# [SUPPLIED RECORDS]
☆ ☆ ☆

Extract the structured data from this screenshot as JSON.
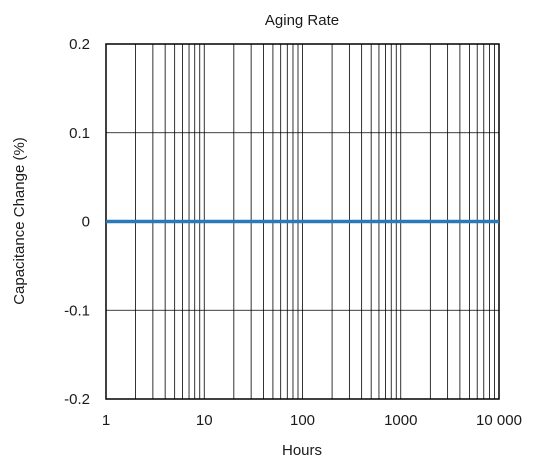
{
  "chart_data": {
    "type": "line",
    "title": "Aging Rate",
    "xlabel": "Hours",
    "ylabel": "Capacitance Change (%)",
    "x_scale": "log",
    "xlim": [
      1,
      10000
    ],
    "ylim": [
      -0.2,
      0.2
    ],
    "x_ticks": [
      {
        "value": 1,
        "label": "1"
      },
      {
        "value": 10,
        "label": "10"
      },
      {
        "value": 100,
        "label": "100"
      },
      {
        "value": 1000,
        "label": "1000"
      },
      {
        "value": 10000,
        "label": "10 000"
      }
    ],
    "y_ticks": [
      {
        "value": 0.2,
        "label": "0.2"
      },
      {
        "value": 0.1,
        "label": "0.1"
      },
      {
        "value": 0,
        "label": "0"
      },
      {
        "value": -0.1,
        "label": "-0.1"
      },
      {
        "value": -0.2,
        "label": "-0.2"
      }
    ],
    "grid": true,
    "series": [
      {
        "color": "#2a7ab8",
        "x": [
          1,
          10,
          100,
          1000,
          10000
        ],
        "y": [
          0,
          0,
          0,
          0,
          0
        ]
      }
    ]
  }
}
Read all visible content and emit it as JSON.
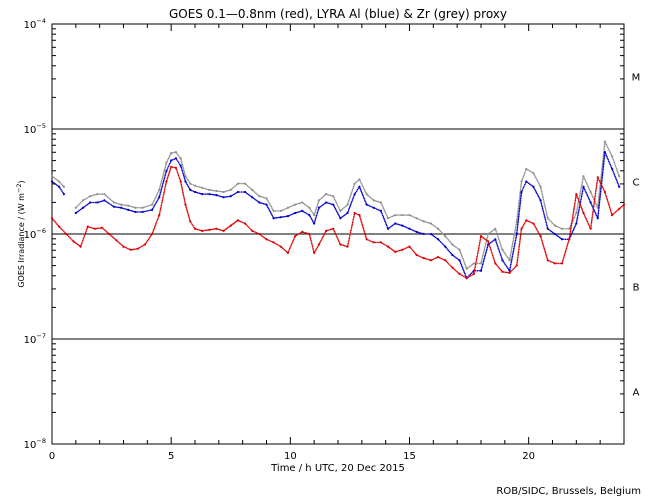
{
  "chart_data": {
    "type": "scatter",
    "title": "GOES 0.1—0.8nm (red), LYRA Al (blue) & Zr (grey) proxy",
    "xlabel": "Time / h UTC, 20 Dec 2015",
    "ylabel": "GOES Irradiance / (W m⁻²)",
    "ylabel_parts": {
      "main": "GOES Irradiance / (W m",
      "sup": "−2",
      "close": ")"
    },
    "xlim": [
      0,
      24
    ],
    "ylim_log10": [
      -8,
      -4
    ],
    "x_ticks": [
      {
        "value": 0,
        "label": "0"
      },
      {
        "value": 5,
        "label": "5"
      },
      {
        "value": 10,
        "label": "10"
      },
      {
        "value": 15,
        "label": "15"
      },
      {
        "value": 20,
        "label": "20"
      }
    ],
    "y_ticks": [
      {
        "exp": -8,
        "label": "10",
        "sup": "−8"
      },
      {
        "exp": -7,
        "label": "10",
        "sup": "−7"
      },
      {
        "exp": -6,
        "label": "10",
        "sup": "−6"
      },
      {
        "exp": -5,
        "label": "10",
        "sup": "−5"
      },
      {
        "exp": -4,
        "label": "10",
        "sup": "−4"
      }
    ],
    "thresholds_log10": [
      -7,
      -6,
      -5
    ],
    "flare_classes": [
      {
        "label": "A",
        "log10_mid": -7.5
      },
      {
        "label": "B",
        "log10_mid": -6.5
      },
      {
        "label": "C",
        "log10_mid": -5.5
      },
      {
        "label": "M",
        "log10_mid": -4.5
      }
    ],
    "series": [
      {
        "name": "GOES 0.1—0.8nm",
        "color": "#dd0000",
        "x": [
          0.0,
          0.3,
          0.6,
          0.9,
          1.2,
          1.5,
          1.8,
          2.1,
          2.4,
          2.7,
          3.0,
          3.3,
          3.6,
          3.9,
          4.2,
          4.5,
          4.8,
          5.0,
          5.2,
          5.4,
          5.6,
          5.8,
          6.0,
          6.3,
          6.6,
          6.9,
          7.2,
          7.5,
          7.8,
          8.1,
          8.4,
          8.7,
          9.0,
          9.3,
          9.6,
          9.9,
          10.2,
          10.5,
          10.8,
          11.0,
          11.2,
          11.5,
          11.8,
          12.1,
          12.4,
          12.7,
          12.9,
          13.2,
          13.5,
          13.8,
          14.1,
          14.4,
          14.7,
          15.0,
          15.3,
          15.6,
          15.9,
          16.2,
          16.5,
          16.8,
          17.1,
          17.4,
          17.7,
          18.0,
          18.3,
          18.6,
          18.9,
          19.2,
          19.5,
          19.7,
          19.9,
          20.2,
          20.5,
          20.8,
          21.1,
          21.4,
          21.7,
          22.0,
          22.3,
          22.6,
          22.9,
          23.2,
          23.5,
          23.8,
          24.0
        ],
        "log10": [
          -5.85,
          -5.93,
          -6.0,
          -6.07,
          -6.12,
          -5.93,
          -5.95,
          -5.94,
          -6.0,
          -6.06,
          -6.12,
          -6.15,
          -6.14,
          -6.1,
          -6.0,
          -5.82,
          -5.5,
          -5.36,
          -5.37,
          -5.5,
          -5.72,
          -5.88,
          -5.95,
          -5.97,
          -5.96,
          -5.95,
          -5.97,
          -5.92,
          -5.87,
          -5.9,
          -5.97,
          -6.0,
          -6.05,
          -6.08,
          -6.12,
          -6.18,
          -6.02,
          -5.98,
          -6.0,
          -6.18,
          -6.1,
          -5.97,
          -5.95,
          -6.1,
          -6.12,
          -5.8,
          -5.82,
          -6.05,
          -6.08,
          -6.08,
          -6.12,
          -6.17,
          -6.15,
          -6.12,
          -6.2,
          -6.23,
          -6.25,
          -6.22,
          -6.25,
          -6.32,
          -6.38,
          -6.42,
          -6.38,
          -6.02,
          -6.07,
          -6.28,
          -6.36,
          -6.37,
          -6.3,
          -5.95,
          -5.87,
          -5.9,
          -6.02,
          -6.25,
          -6.28,
          -6.28,
          -6.05,
          -5.62,
          -5.8,
          -5.95,
          -5.46,
          -5.6,
          -5.82,
          -5.76,
          -5.72
        ]
      },
      {
        "name": "LYRA Al proxy",
        "color": "#0000cc",
        "x": [
          0.0,
          0.3,
          0.5,
          1.0,
          1.3,
          1.6,
          1.9,
          2.2,
          2.6,
          2.9,
          3.2,
          3.5,
          3.8,
          4.2,
          4.5,
          4.8,
          5.0,
          5.2,
          5.4,
          5.6,
          5.8,
          6.0,
          6.3,
          6.6,
          6.9,
          7.2,
          7.5,
          7.8,
          8.1,
          8.4,
          8.7,
          9.0,
          9.3,
          9.6,
          9.9,
          10.2,
          10.5,
          10.8,
          11.0,
          11.2,
          11.5,
          11.8,
          12.1,
          12.4,
          12.7,
          12.9,
          13.2,
          13.5,
          13.8,
          14.1,
          14.4,
          14.7,
          15.0,
          15.3,
          15.6,
          15.9,
          16.2,
          16.5,
          16.8,
          17.1,
          17.4,
          17.7,
          18.0,
          18.3,
          18.6,
          18.9,
          19.2,
          19.5,
          19.7,
          19.9,
          20.2,
          20.5,
          20.8,
          21.1,
          21.4,
          21.7,
          22.0,
          22.3,
          22.6,
          22.9,
          23.2,
          23.5,
          23.8
        ],
        "log10": [
          -5.5,
          -5.55,
          -5.62,
          -5.8,
          -5.75,
          -5.7,
          -5.7,
          -5.68,
          -5.74,
          -5.75,
          -5.77,
          -5.79,
          -5.79,
          -5.77,
          -5.65,
          -5.4,
          -5.3,
          -5.28,
          -5.35,
          -5.5,
          -5.58,
          -5.6,
          -5.62,
          -5.62,
          -5.63,
          -5.65,
          -5.64,
          -5.6,
          -5.6,
          -5.65,
          -5.7,
          -5.72,
          -5.85,
          -5.84,
          -5.83,
          -5.8,
          -5.78,
          -5.82,
          -5.9,
          -5.75,
          -5.7,
          -5.72,
          -5.85,
          -5.8,
          -5.62,
          -5.55,
          -5.72,
          -5.75,
          -5.78,
          -5.95,
          -5.9,
          -5.92,
          -5.95,
          -5.98,
          -6.0,
          -6.0,
          -6.05,
          -6.12,
          -6.2,
          -6.25,
          -6.42,
          -6.35,
          -6.35,
          -6.1,
          -6.05,
          -6.25,
          -6.35,
          -6.0,
          -5.6,
          -5.5,
          -5.55,
          -5.68,
          -5.95,
          -6.0,
          -6.05,
          -6.05,
          -5.9,
          -5.55,
          -5.7,
          -5.85,
          -5.22,
          -5.38,
          -5.55
        ]
      },
      {
        "name": "LYRA Zr proxy",
        "color": "#909090",
        "x": [
          0.0,
          0.3,
          0.5,
          1.0,
          1.3,
          1.6,
          1.9,
          2.2,
          2.6,
          2.9,
          3.2,
          3.5,
          3.8,
          4.2,
          4.5,
          4.8,
          5.0,
          5.2,
          5.4,
          5.6,
          5.8,
          6.0,
          6.3,
          6.6,
          6.9,
          7.2,
          7.5,
          7.8,
          8.1,
          8.4,
          8.7,
          9.0,
          9.3,
          9.6,
          9.9,
          10.2,
          10.5,
          10.8,
          11.0,
          11.2,
          11.5,
          11.8,
          12.1,
          12.4,
          12.7,
          12.9,
          13.2,
          13.5,
          13.8,
          14.1,
          14.4,
          14.7,
          15.0,
          15.3,
          15.6,
          15.9,
          16.2,
          16.5,
          16.8,
          17.1,
          17.4,
          17.7,
          18.0,
          18.3,
          18.6,
          18.9,
          19.2,
          19.5,
          19.7,
          19.9,
          20.2,
          20.5,
          20.8,
          21.1,
          21.4,
          21.7,
          22.0,
          22.3,
          22.6,
          22.9,
          23.2,
          23.5,
          23.8
        ],
        "log10": [
          -5.45,
          -5.5,
          -5.55,
          -5.75,
          -5.68,
          -5.64,
          -5.62,
          -5.62,
          -5.7,
          -5.72,
          -5.73,
          -5.75,
          -5.75,
          -5.72,
          -5.58,
          -5.32,
          -5.23,
          -5.22,
          -5.28,
          -5.45,
          -5.52,
          -5.54,
          -5.56,
          -5.58,
          -5.59,
          -5.6,
          -5.58,
          -5.52,
          -5.52,
          -5.58,
          -5.64,
          -5.66,
          -5.78,
          -5.78,
          -5.75,
          -5.72,
          -5.7,
          -5.75,
          -5.82,
          -5.68,
          -5.62,
          -5.64,
          -5.78,
          -5.72,
          -5.52,
          -5.48,
          -5.62,
          -5.68,
          -5.7,
          -5.85,
          -5.82,
          -5.82,
          -5.82,
          -5.85,
          -5.88,
          -5.9,
          -5.95,
          -6.02,
          -6.1,
          -6.15,
          -6.33,
          -6.28,
          -6.28,
          -6.0,
          -5.95,
          -6.15,
          -6.25,
          -5.88,
          -5.5,
          -5.38,
          -5.42,
          -5.55,
          -5.85,
          -5.92,
          -5.95,
          -5.95,
          -5.8,
          -5.45,
          -5.6,
          -5.75,
          -5.12,
          -5.26,
          -5.45
        ]
      }
    ],
    "credit": "ROB/SIDC, Brussels, Belgium"
  }
}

☆ ☆ ☆

# [WHAT YOU SHOULD DO]
Look through the listing and extract every line with "color" in it.

# [FINISHED TASK]
        "color": "#2a7ab8",
        "color": "#dd0000",
        "color": "#0000cc",
        "color": "#909090",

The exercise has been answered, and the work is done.